__Task to carry out__
Check each line of the data below for the word "usual", then extract the ones that have it.

__Dataset excerpts__
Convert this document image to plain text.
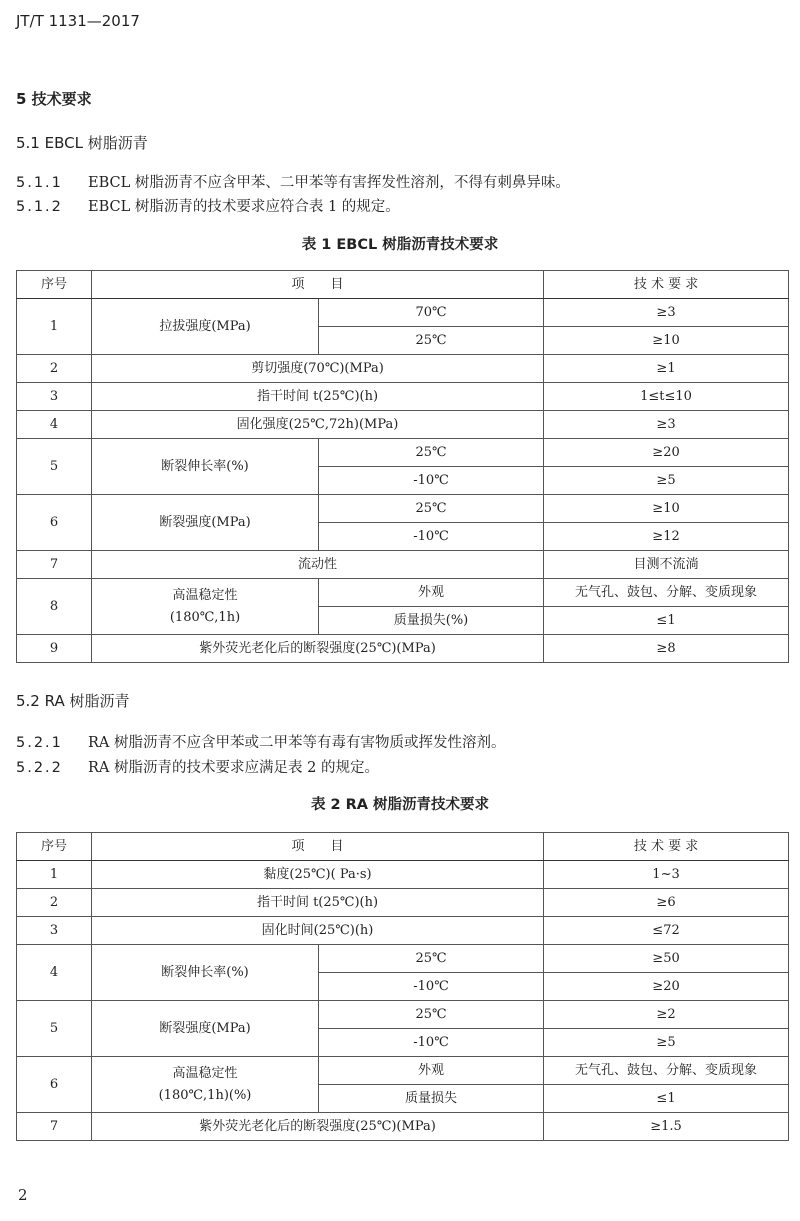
JT/T 1131—2017
5 技术要求
5.1 EBCL 树脂沥青
5.1.1 EBCL 树脂沥青不应含甲苯、二甲苯等有害挥发性溶剂，不得有刺鼻异味。
5.1.2 EBCL 树脂沥青的技术要求应符合表 1 的规定。
表 1 EBCL 树脂沥青技术要求
序号	项　　目		技 术 要 求
1	拉拔强度(MPa)	70℃	≥3
		25℃	≥10
2	剪切强度(70℃)(MPa)		≥1
3	指干时间 t(25℃)(h)		1≤t≤10
4	固化强度(25℃,72h)(MPa)		≥3
5	断裂伸长率(%)	25℃	≥20
		-10℃	≥5
6	断裂强度(MPa)	25℃	≥10
		-10℃	≥12
7	流动性		目测不流淌
8	高温稳定性
(180℃,1h)	外观	无气孔、鼓包、分解、变质现象
		质量损失(%)	≤1
9	紫外荧光老化后的断裂强度(25℃)(MPa)		≥8
5.2 RA 树脂沥青
5.2.1 RA 树脂沥青不应含甲苯或二甲苯等有毒有害物质或挥发性溶剂。
5.2.2 RA 树脂沥青的技术要求应满足表 2 的规定。
表 2 RA 树脂沥青技术要求
序号	项　　目		技 术 要 求
1	黏度(25℃)( Pa·s)		1~3
2	指干时间 t(25℃)(h)		≥6
3	固化时间(25℃)(h)		≤72
4	断裂伸长率(%)	25℃	≥50
		-10℃	≥20
5	断裂强度(MPa)	25℃	≥2
		-10℃	≥5
6	高温稳定性
(180℃,1h)(%)	外观	无气孔、鼓包、分解、变质现象
		质量损失	≤1
7	紫外荧光老化后的断裂强度(25℃)(MPa)		≥1.5
2
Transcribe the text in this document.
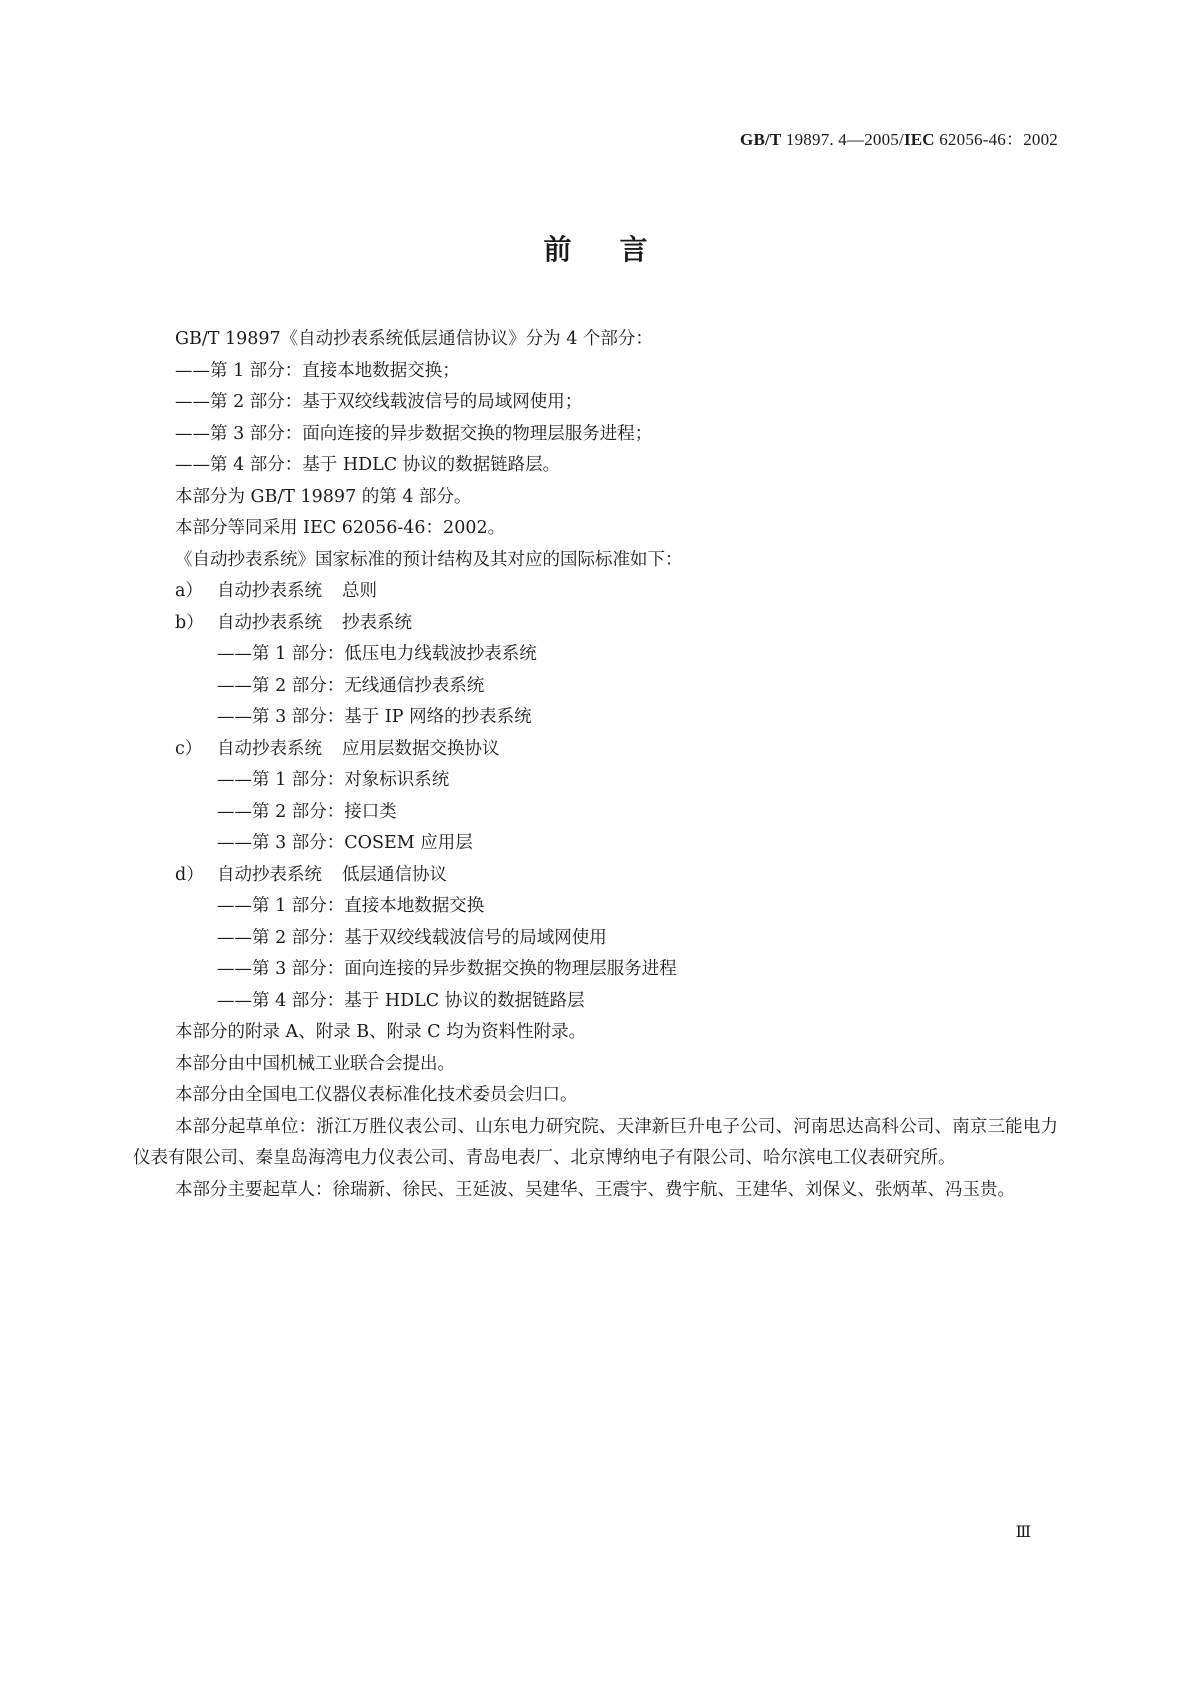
GB/T 19897. 4—2005/IEC 62056-46：2002
前言
GB/T 19897《自动抄表系统低层通信协议》分为 4 个部分：
——第 1 部分：直接本地数据交换；
——第 2 部分：基于双绞线载波信号的局域网使用；
——第 3 部分：面向连接的异步数据交换的物理层服务进程；
——第 4 部分：基于 HDLC 协议的数据链路层。
本部分为 GB/T 19897 的第 4 部分。
本部分等同采用 IEC 62056-46：2002。
《自动抄表系统》国家标准的预计结构及其对应的国际标准如下：
a） 自动抄表系统 总则
b） 自动抄表系统 抄表系统
——第 1 部分：低压电力线载波抄表系统
——第 2 部分：无线通信抄表系统
——第 3 部分：基于 IP 网络的抄表系统
c） 自动抄表系统 应用层数据交换协议
——第 1 部分：对象标识系统
——第 2 部分：接口类
——第 3 部分：COSEM 应用层
d） 自动抄表系统 低层通信协议
——第 1 部分：直接本地数据交换
——第 2 部分：基于双绞线载波信号的局域网使用
——第 3 部分：面向连接的异步数据交换的物理层服务进程
——第 4 部分：基于 HDLC 协议的数据链路层
本部分的附录 A、附录 B、附录 C 均为资料性附录。
本部分由中国机械工业联合会提出。
本部分由全国电工仪器仪表标准化技术委员会归口。
本部分起草单位：浙江万胜仪表公司、山东电力研究院、天津新巨升电子公司、河南思达高科公司、南京三能电力仪表有限公司、秦皇岛海湾电力仪表公司、青岛电表厂、北京博纳电子有限公司、哈尔滨电工仪表研究所。
本部分主要起草人：徐瑞新、徐民、王延波、吴建华、王震宇、费宇航、王建华、刘保义、张炳革、冯玉贵。
Ⅲ
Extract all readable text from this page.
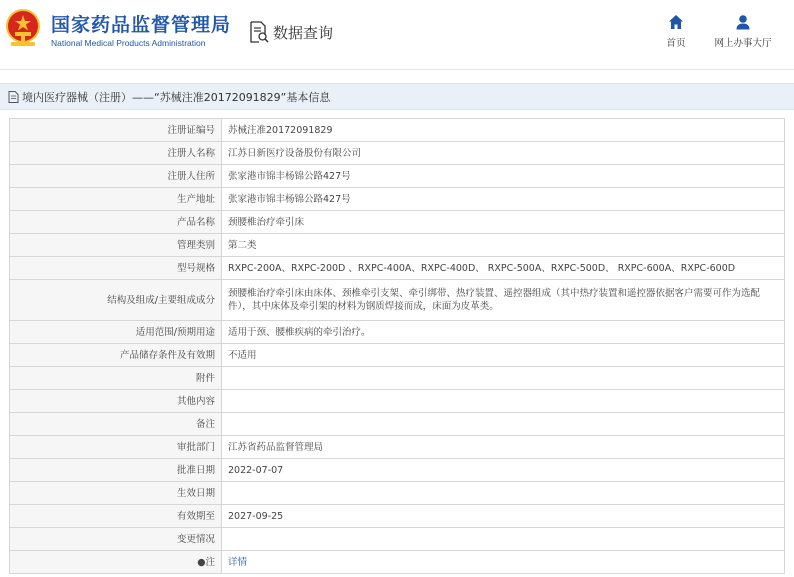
国家药品监督管理局
National Medical Products Administration
数据查询
首页	网上办事大厅
境内医疗器械（注册）——“苏械注准20172091829”基本信息
注册证编号	苏械注准20172091829
注册人名称	江苏日新医疗设备股份有限公司
注册人住所	张家港市锦丰杨锦公路427号
生产地址	张家港市锦丰杨锦公路427号
产品名称	颈腰椎治疗牵引床
管理类别	第二类
型号规格	RXPC-200A、RXPC-200D 、RXPC-400A、RXPC-400D、 RXPC-500A、RXPC-500D、 RXPC-600A、RXPC-600D
结构及组成/主要组成成分	颈腰椎治疗牵引床由床体、颈椎牵引支架、牵引绑带、热疗装置、遥控器组成（其中热疗装置和遥控器依据客户需要可作为选配件），其中床体及牵引架的材料为钢质焊接而成，床面为皮革类。
适用范围/预期用途	适用于颈、腰椎疾病的牵引治疗。
产品储存条件及有效期	不适用
附件	
其他内容	
备注	
审批部门	江苏省药品监督管理局
批准日期	2022-07-07
生效日期	
有效期至	2027-09-25
变更情况	
●注	详情
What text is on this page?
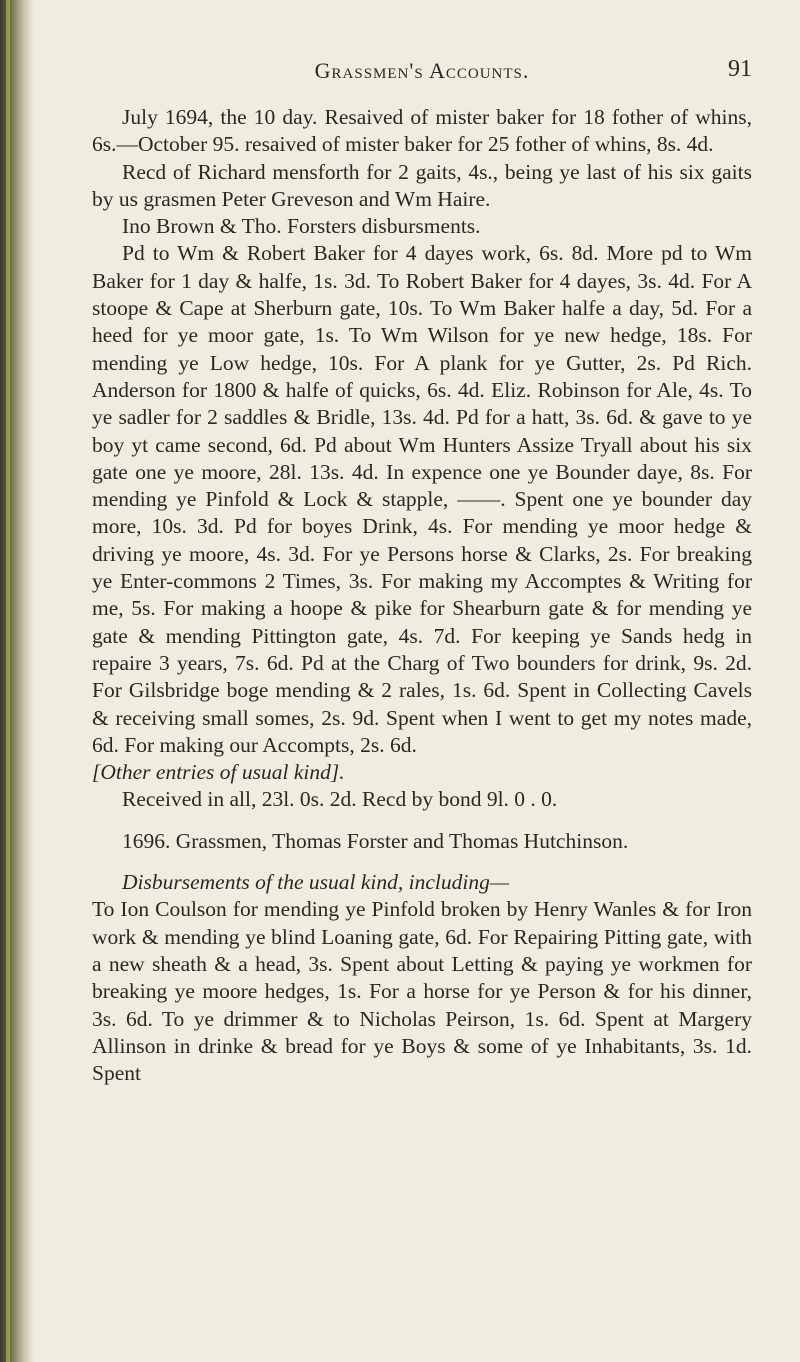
Grassmen's Accounts.	91

July 1694, the 10 day. Resaived of mister baker for 18 fother of whins, 6s.—October 95. resaived of mister baker for 25 fother of whins, 8s. 4d.

Recd of Richard mensforth for 2 gaits, 4s., being ye last of his six gaits by us grasmen Peter Greveson and Wm Haire.

Ino Brown & Tho. Forsters disbursments.

Pd to Wm & Robert Baker for 4 dayes work, 6s. 8d. More pd to Wm Baker for 1 day & halfe, 1s. 3d. To Robert Baker for 4 dayes, 3s. 4d. For A stoope & Cape at Sherburn gate, 10s. To Wm Baker halfe a day, 5d. For a heed for ye moor gate, 1s. To Wm Wilson for ye new hedge, 18s. For mending ye Low hedge, 10s. For A plank for ye Gutter, 2s. Pd Rich. Anderson for 1800 & halfe of quicks, 6s. 4d. Eliz. Robinson for Ale, 4s. To ye sadler for 2 saddles & Bridle, 13s. 4d. Pd for a hatt, 3s. 6d. & gave to ye boy yt came second, 6d. Pd about Wm Hunters Assize Tryall about his six gate one ye moore, 28l. 13s. 4d. In expence one ye Bounder daye, 8s. For mending ye Pinfold & Lock & stapple, ——. Spent one ye bounder day more, 10s. 3d. Pd for boyes Drink, 4s. For mending ye moor hedge & driving ye moore, 4s. 3d. For ye Persons horse & Clarks, 2s. For breaking ye Enter-commons 2 Times, 3s. For making my Accomptes & Writing for me, 5s. For making a hoope & pike for Shearburn gate & for mending ye gate & mending Pittington gate, 4s. 7d. For keeping ye Sands hedg in repaire 3 years, 7s. 6d. Pd at the Charg of Two bounders for drink, 9s. 2d. For Gilsbridge boge mending & 2 rales, 1s. 6d. Spent in Collecting Cavels & receiving small somes, 2s. 9d. Spent when I went to get my notes made, 6d. For making our Accompts, 2s. 6d.

[Other entries of usual kind].

Received in all, 23l. 0s. 2d. Recd by bond 9l. 0 . 0.

1696. Grassmen, Thomas Forster and Thomas Hutchinson.

Disbursements of the usual kind, including—

To Ion Coulson for mending ye Pinfold broken by Henry Wanles & for Iron work & mending ye blind Loaning gate, 6d. For Repairing Pitting gate, with a new sheath & a head, 3s. Spent about Letting & paying ye workmen for breaking ye moore hedges, 1s. For a horse for ye Person & for his dinner, 3s. 6d. To ye drimmer & to Nicholas Peirson, 1s. 6d. Spent at Margery Allinson in drinke & bread for ye Boys & some of ye Inhabitants, 3s. 1d. Spent
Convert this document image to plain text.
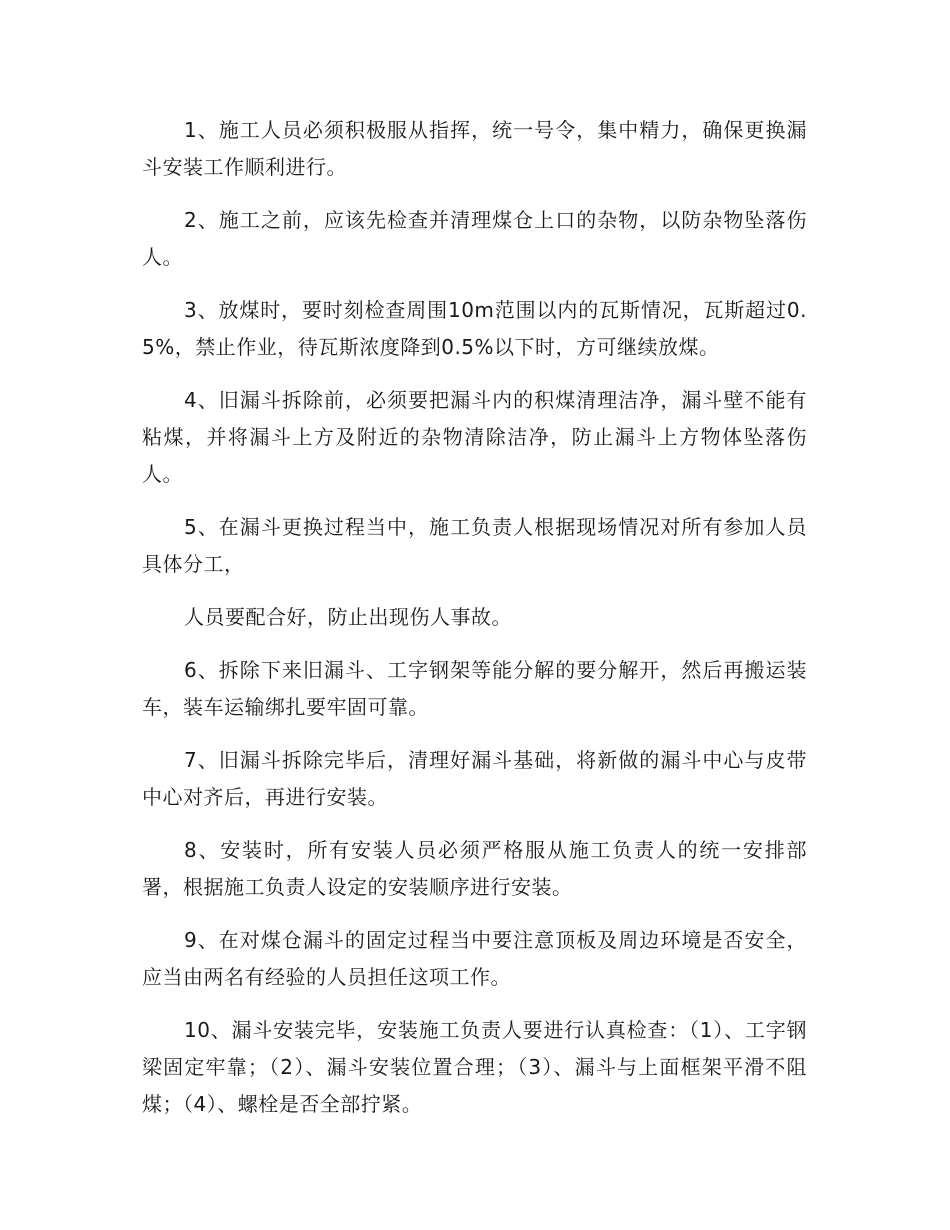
1、施工人员必须积极服从指挥，统一号令，集中精力，确保更换漏斗安装工作顺利进行。

2、施工之前，应该先检查并清理煤仓上口的杂物，以防杂物坠落伤人。

3、放煤时，要时刻检查周围10m范围以内的瓦斯情况，瓦斯超过0.5%，禁止作业，待瓦斯浓度降到0.5%以下时，方可继续放煤。

4、旧漏斗拆除前，必须要把漏斗内的积煤清理洁净，漏斗壁不能有粘煤，并将漏斗上方及附近的杂物清除洁净，防止漏斗上方物体坠落伤人。

5、在漏斗更换过程当中，施工负责人根据现场情况对所有参加人员具体分工，

人员要配合好，防止出现伤人事故。

6、拆除下来旧漏斗、工字钢架等能分解的要分解开，然后再搬运装车，装车运输绑扎要牢固可靠。

7、旧漏斗拆除完毕后，清理好漏斗基础，将新做的漏斗中心与皮带中心对齐后，再进行安装。

8、安装时，所有安装人员必须严格服从施工负责人的统一安排部署，根据施工负责人设定的安装顺序进行安装。

9、在对煤仓漏斗的固定过程当中要注意顶板及周边环境是否安全，应当由两名有经验的人员担任这项工作。

10、漏斗安装完毕，安装施工负责人要进行认真检查：（1）、工字钢梁固定牢靠；（2）、漏斗安装位置合理；（3）、漏斗与上面框架平滑不阻煤；（4）、螺栓是否全部拧紧。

__Exercise answer__
[Other entries of usual kind].
Disbursements of the usual kind, including—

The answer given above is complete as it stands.